-- begin Data for processing --
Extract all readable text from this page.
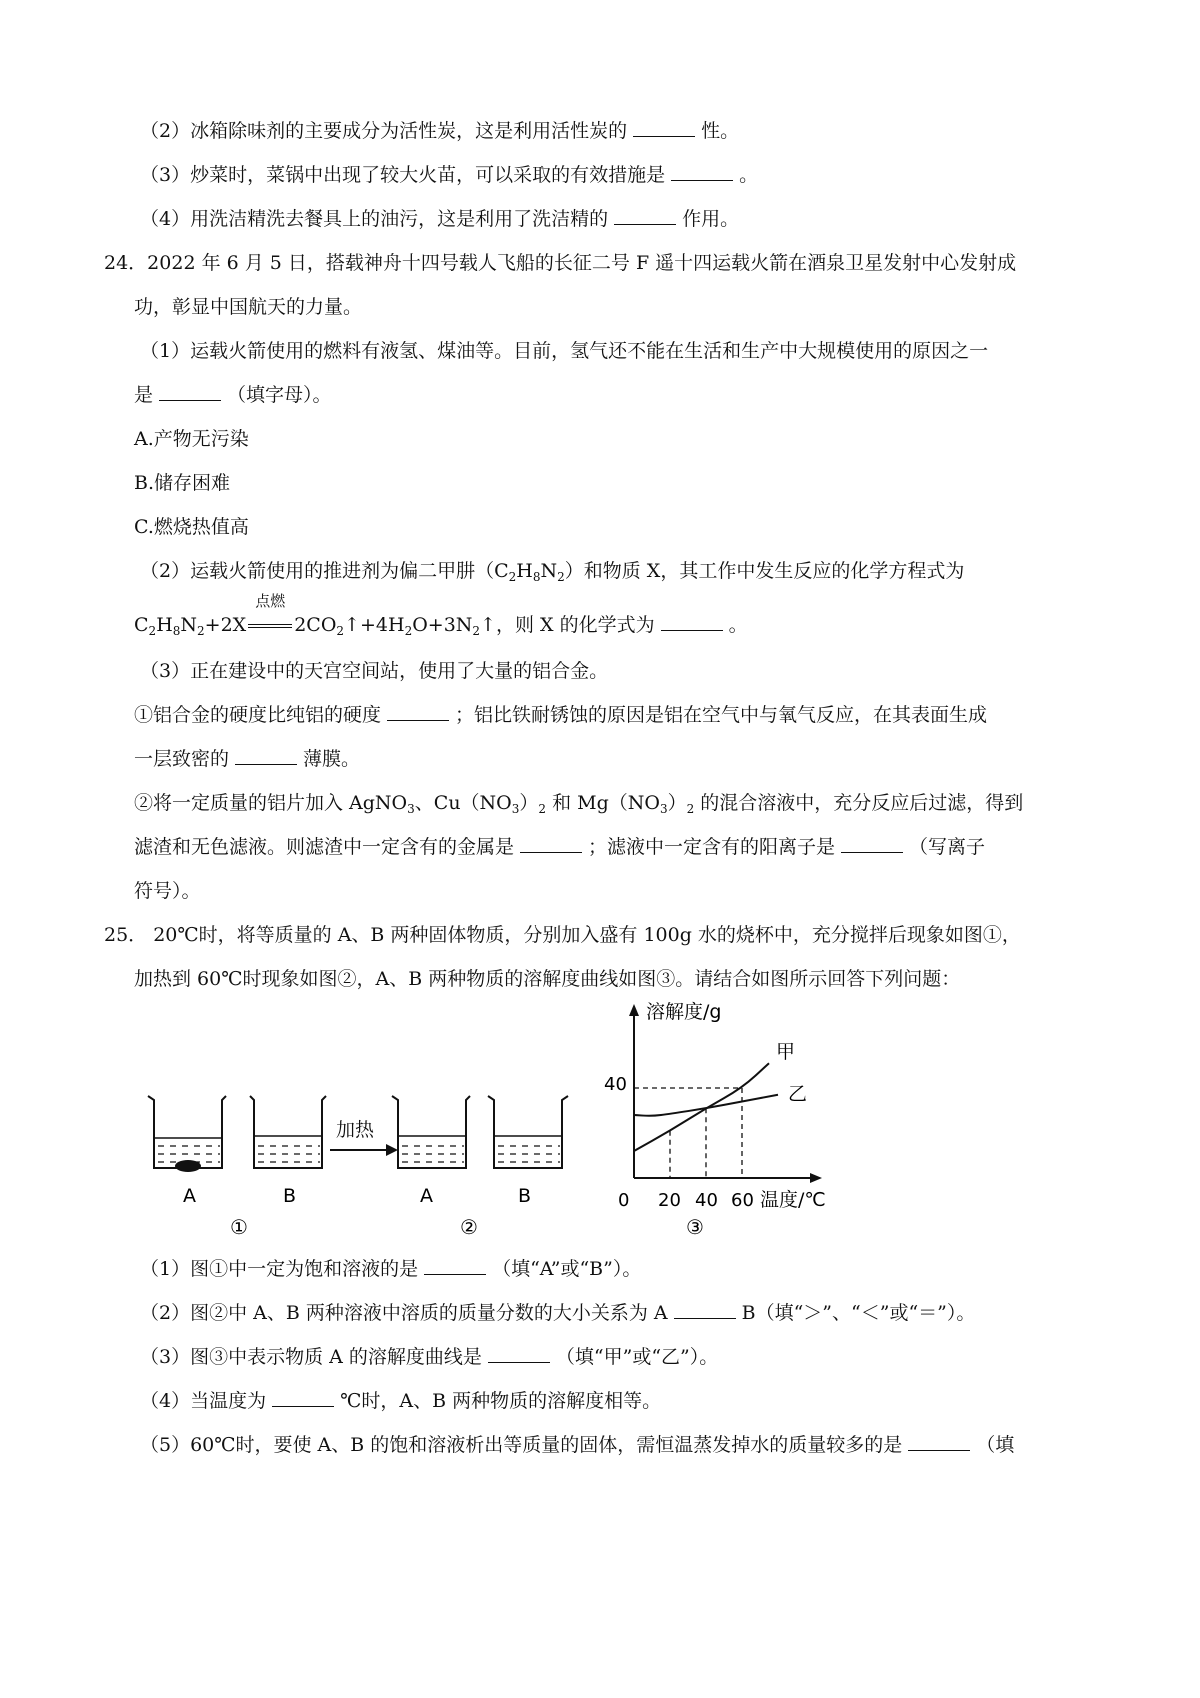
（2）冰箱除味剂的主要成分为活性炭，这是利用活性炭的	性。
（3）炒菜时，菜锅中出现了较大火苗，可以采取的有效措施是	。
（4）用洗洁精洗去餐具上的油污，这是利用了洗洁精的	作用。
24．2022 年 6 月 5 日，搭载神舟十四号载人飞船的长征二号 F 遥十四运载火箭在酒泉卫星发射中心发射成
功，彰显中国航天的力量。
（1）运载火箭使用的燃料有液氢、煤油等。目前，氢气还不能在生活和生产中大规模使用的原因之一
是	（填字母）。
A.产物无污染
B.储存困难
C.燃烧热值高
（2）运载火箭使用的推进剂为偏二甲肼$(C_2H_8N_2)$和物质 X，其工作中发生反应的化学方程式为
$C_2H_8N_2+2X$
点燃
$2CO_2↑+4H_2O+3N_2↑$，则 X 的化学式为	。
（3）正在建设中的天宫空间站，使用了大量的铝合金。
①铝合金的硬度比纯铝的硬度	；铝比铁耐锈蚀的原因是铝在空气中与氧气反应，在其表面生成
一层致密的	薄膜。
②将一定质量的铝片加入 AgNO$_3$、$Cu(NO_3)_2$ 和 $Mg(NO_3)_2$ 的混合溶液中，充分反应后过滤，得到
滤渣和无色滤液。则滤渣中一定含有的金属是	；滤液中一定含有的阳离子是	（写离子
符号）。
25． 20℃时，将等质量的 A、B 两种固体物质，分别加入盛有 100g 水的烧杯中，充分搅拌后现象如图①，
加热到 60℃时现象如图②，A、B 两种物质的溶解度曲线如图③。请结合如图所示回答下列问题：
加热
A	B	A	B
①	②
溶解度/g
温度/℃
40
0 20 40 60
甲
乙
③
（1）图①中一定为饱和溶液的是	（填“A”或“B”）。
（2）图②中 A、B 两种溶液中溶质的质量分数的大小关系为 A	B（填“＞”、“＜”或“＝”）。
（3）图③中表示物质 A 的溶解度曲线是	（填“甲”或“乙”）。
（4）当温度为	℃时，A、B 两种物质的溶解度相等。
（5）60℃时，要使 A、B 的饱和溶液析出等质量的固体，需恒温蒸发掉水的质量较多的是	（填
-- end Data for processing --
### Description of the task
The data above should be repeated exactly, minus any pictures.

### Answer
Extract all readable text from this page.
（2）冰箱除味剂的主要成分为活性炭，这是利用活性炭的	性。
（3）炒菜时，菜锅中出现了较大火苗，可以采取的有效措施是	。
（4）用洗洁精洗去餐具上的油污，这是利用了洗洁精的	作用。
24．2022 年 6 月 5 日，搭载神舟十四号载人飞船的长征二号 F 遥十四运载火箭在酒泉卫星发射中心发射成
功，彰显中国航天的力量。
（1）运载火箭使用的燃料有液氢、煤油等。目前，氢气还不能在生活和生产中大规模使用的原因之一
是	（填字母）。
A.产物无污染
B.储存困难
C.燃烧热值高
（2）运载火箭使用的推进剂为偏二甲肼$(C_2H_8N_2)$和物质 X，其工作中发生反应的化学方程式为
$C_2H_8N_2+2X$
点燃
$2CO_2↑+4H_2O+3N_2↑$，则 X 的化学式为	。
（3）正在建设中的天宫空间站，使用了大量的铝合金。
①铝合金的硬度比纯铝的硬度	；铝比铁耐锈蚀的原因是铝在空气中与氧气反应，在其表面生成
一层致密的	薄膜。
②将一定质量的铝片加入 AgNO$_3$、$Cu(NO_3)_2$ 和 $Mg(NO_3)_2$ 的混合溶液中，充分反应后过滤，得到
滤渣和无色滤液。则滤渣中一定含有的金属是	；滤液中一定含有的阳离子是	（写离子
符号）。
25． 20℃时，将等质量的 A、B 两种固体物质，分别加入盛有 100g 水的烧杯中，充分搅拌后现象如图①，
加热到 60℃时现象如图②，A、B 两种物质的溶解度曲线如图③。请结合如图所示回答下列问题：
加热
A	B	A	B
①	②
溶解度/g
温度/℃
40
0 20 40 60
甲
乙
③
（1）图①中一定为饱和溶液的是	（填“A”或“B”）。
（2）图②中 A、B 两种溶液中溶质的质量分数的大小关系为 A	B（填“＞”、“＜”或“＝”）。
（3）图③中表示物质 A 的溶解度曲线是	（填“甲”或“乙”）。
（4）当温度为	℃时，A、B 两种物质的溶解度相等。
（5）60℃时，要使 A、B 的饱和溶液析出等质量的固体，需恒温蒸发掉水的质量较多的是	（填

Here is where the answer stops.